## PROBLEM DETAILS
Below is a block of records; return all of them exactly, but without the images.

>> START RAW DATA

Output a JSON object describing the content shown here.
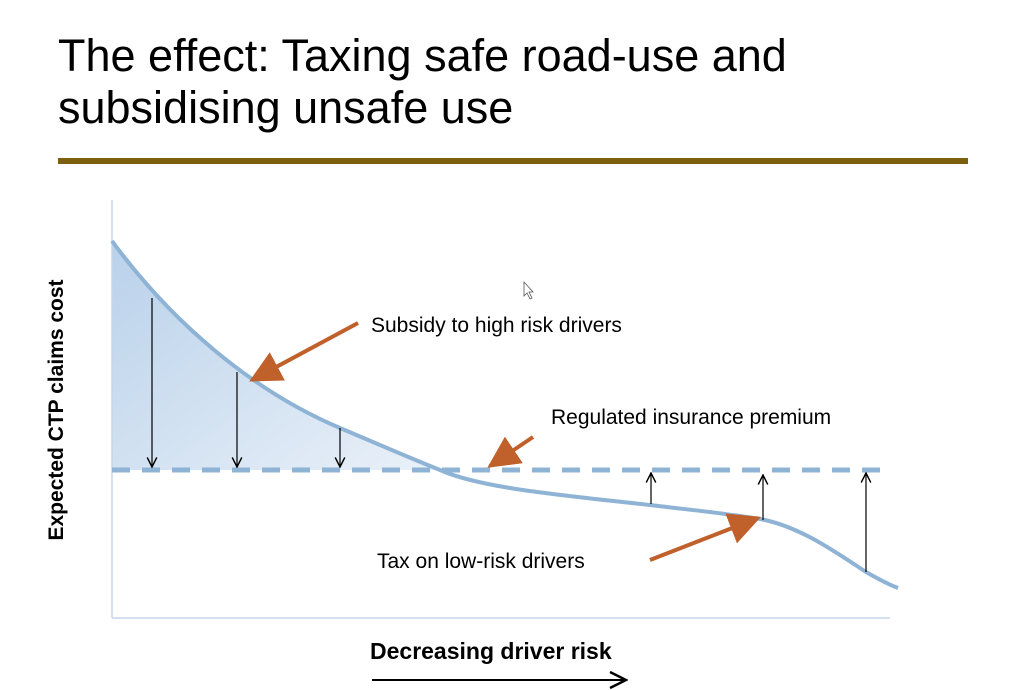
{
  "slide": {
    "title_line1": "The effect: Taxing safe road-use and",
    "title_line2": "subsidising unsafe use"
  },
  "diagram": {
    "y_axis_label": "Expected CTP claims cost",
    "x_axis_label": "Decreasing driver risk",
    "annotations": {
      "subsidy": "Subsidy to high risk drivers",
      "premium": "Regulated insurance premium",
      "tax": "Tax on low-risk drivers"
    },
    "colors": {
      "curve": "#8fb3d5",
      "fill": "#c5d9ee",
      "pointer_arrows": "#c0602a",
      "title_rule": "#7b5f0c"
    }
  }
}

>> END RAW DATA

## WRITTEN RESPONSE
Output a JSON object describing the content shown here.
{
  "slide": {
    "title_line1": "The effect: Taxing safe road-use and",
    "title_line2": "subsidising unsafe use"
  },
  "diagram": {
    "y_axis_label": "Expected CTP claims cost",
    "x_axis_label": "Decreasing driver risk",
    "annotations": {
      "subsidy": "Subsidy to high risk drivers",
      "premium": "Regulated insurance premium",
      "tax": "Tax on low-risk drivers"
    },
    "colors": {
      "curve": "#8fb3d5",
      "fill": "#c5d9ee",
      "pointer_arrows": "#c0602a",
      "title_rule": "#7b5f0c"
    }
  }
}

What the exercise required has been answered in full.